◆ SET PROBLEM
Transcribe all the entries word for word, omitting any pictures they contain.

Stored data
○ ○ ○ ○ ○ ○ ○

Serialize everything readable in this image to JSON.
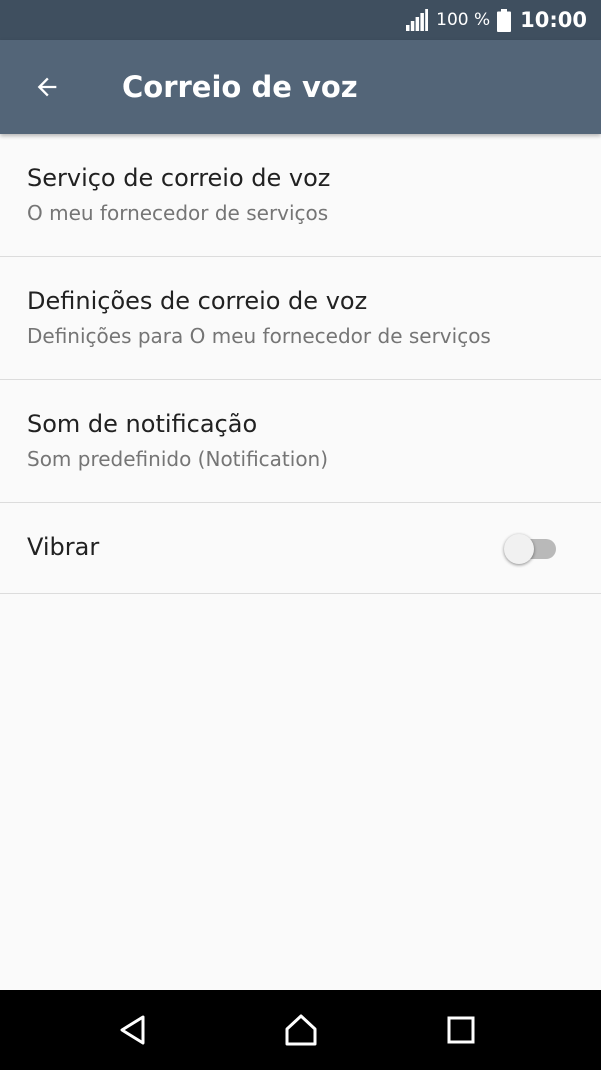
{
  "status_bar": {
    "battery_percent": "100 %",
    "time": "10:00",
    "icons": [
      "signal-icon",
      "battery-icon"
    ]
  },
  "app_bar": {
    "title": "Correio de voz",
    "back_icon": "arrow-left-icon"
  },
  "settings": [
    {
      "title": "Serviço de correio de voz",
      "summary": "O meu fornecedor de serviços"
    },
    {
      "title": "Definições de correio de voz",
      "summary": "Definições para O meu fornecedor de serviços"
    },
    {
      "title": "Som de notificação",
      "summary": "Som predefinido (Notification)"
    }
  ],
  "vibrate": {
    "title": "Vibrar",
    "enabled": false
  },
  "nav_bar": {
    "icons": [
      "back-triangle-icon",
      "home-icon",
      "recents-square-icon"
    ]
  },
  "colors": {
    "status_bar": "#3f4f5f",
    "app_bar": "#536578",
    "background": "#fafafa",
    "nav_bar": "#000000"
  }
}
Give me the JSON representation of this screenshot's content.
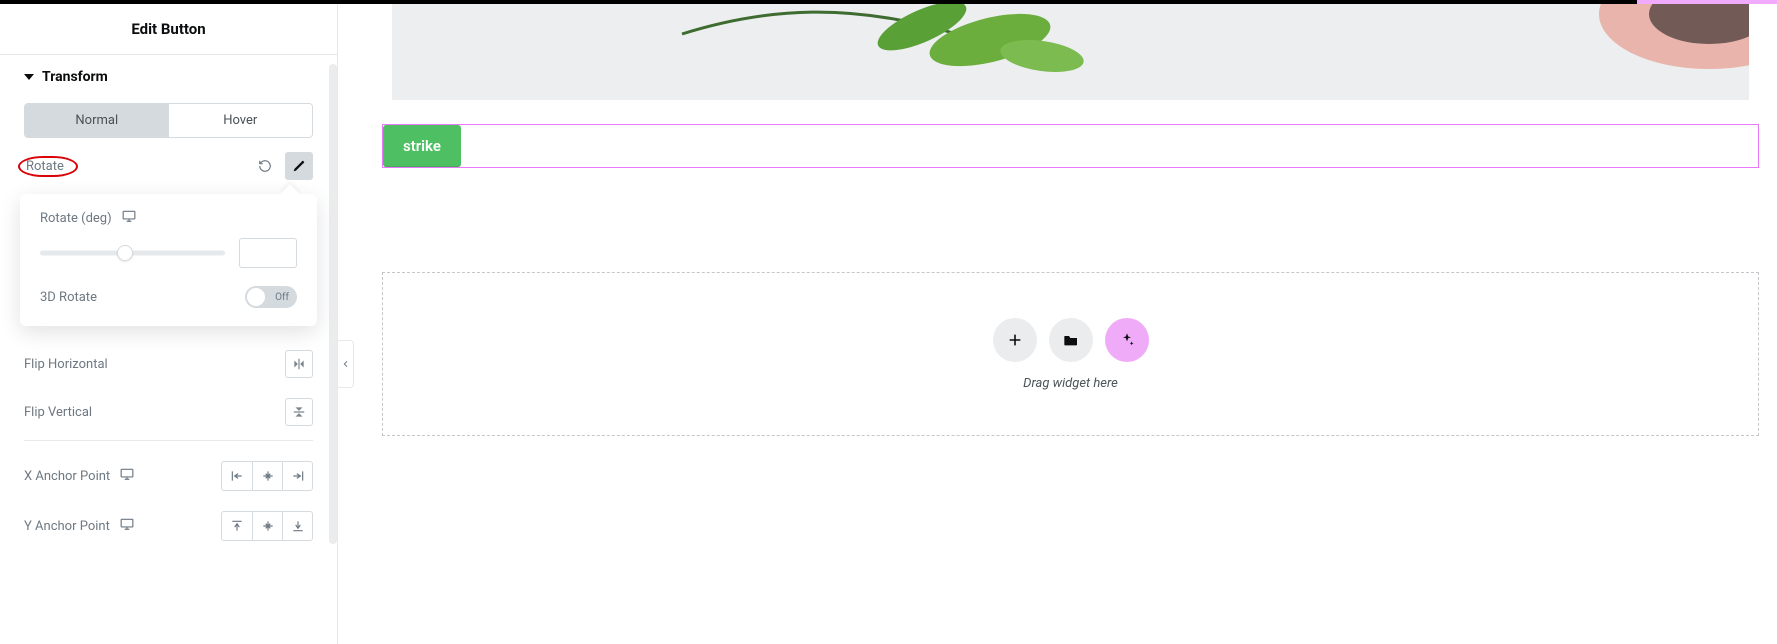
{
  "panel": {
    "title": "Edit Button",
    "section": "Transform",
    "tabs": {
      "normal": "Normal",
      "hover": "Hover"
    },
    "rotate": {
      "label": "Rotate",
      "deg_label": "Rotate (deg)",
      "value": "",
      "three_d_label": "3D Rotate",
      "three_d_state": "Off"
    },
    "flip_h": "Flip Horizontal",
    "flip_v": "Flip Vertical",
    "x_anchor": "X Anchor Point",
    "y_anchor": "Y Anchor Point"
  },
  "canvas": {
    "button_label": "strike",
    "drop_hint": "Drag widget here"
  },
  "icons": {
    "reset": "reset-icon",
    "pencil": "pencil-icon",
    "device": "desktop-icon",
    "flip_h": "flip-horizontal-icon",
    "flip_v": "flip-vertical-icon",
    "align_l": "align-left-icon",
    "align_c": "align-center-icon",
    "align_r": "align-right-icon",
    "align_t": "align-top-icon",
    "align_m": "align-middle-icon",
    "align_b": "align-bottom-icon",
    "plus": "plus-icon",
    "folder": "folder-icon",
    "sparkle": "sparkle-icon",
    "chevron_left": "chevron-left-icon"
  },
  "colors": {
    "accent_pink": "#e879f9",
    "button_green": "#4fbf63"
  }
}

○ ○ ○ ○ ○ ○ ○

◆ RESPONSE FOR THIS EXERCISE
Serialize everything readable in this image to JSON.
{
  "status_bar": {
    "battery_percent": "100 %",
    "time": "10:00",
    "icons": [
      "signal-icon",
      "battery-icon"
    ]
  },
  "app_bar": {
    "title": "Correio de voz",
    "back_icon": "arrow-left-icon"
  },
  "settings": [
    {
      "title": "Serviço de correio de voz",
      "summary": "O meu fornecedor de serviços"
    },
    {
      "title": "Definições de correio de voz",
      "summary": "Definições para O meu fornecedor de serviços"
    },
    {
      "title": "Som de notificação",
      "summary": "Som predefinido (Notification)"
    }
  ],
  "vibrate": {
    "title": "Vibrar",
    "enabled": false
  },
  "nav_bar": {
    "icons": [
      "back-triangle-icon",
      "home-icon",
      "recents-square-icon"
    ]
  },
  "colors": {
    "status_bar": "#3f4f5f",
    "app_bar": "#536578",
    "background": "#fafafa",
    "nav_bar": "#000000"
  }
}
Give me the JSON representation of this screenshot's content.
{
  "panel": {
    "title": "Edit Button",
    "section": "Transform",
    "tabs": {
      "normal": "Normal",
      "hover": "Hover"
    },
    "rotate": {
      "label": "Rotate",
      "deg_label": "Rotate (deg)",
      "value": "",
      "three_d_label": "3D Rotate",
      "three_d_state": "Off"
    },
    "flip_h": "Flip Horizontal",
    "flip_v": "Flip Vertical",
    "x_anchor": "X Anchor Point",
    "y_anchor": "Y Anchor Point"
  },
  "canvas": {
    "button_label": "strike",
    "drop_hint": "Drag widget here"
  },
  "icons": {
    "reset": "reset-icon",
    "pencil": "pencil-icon",
    "device": "desktop-icon",
    "flip_h": "flip-horizontal-icon",
    "flip_v": "flip-vertical-icon",
    "align_l": "align-left-icon",
    "align_c": "align-center-icon",
    "align_r": "align-right-icon",
    "align_t": "align-top-icon",
    "align_m": "align-middle-icon",
    "align_b": "align-bottom-icon",
    "plus": "plus-icon",
    "folder": "folder-icon",
    "sparkle": "sparkle-icon",
    "chevron_left": "chevron-left-icon"
  },
  "colors": {
    "accent_pink": "#e879f9",
    "button_green": "#4fbf63"
  }
}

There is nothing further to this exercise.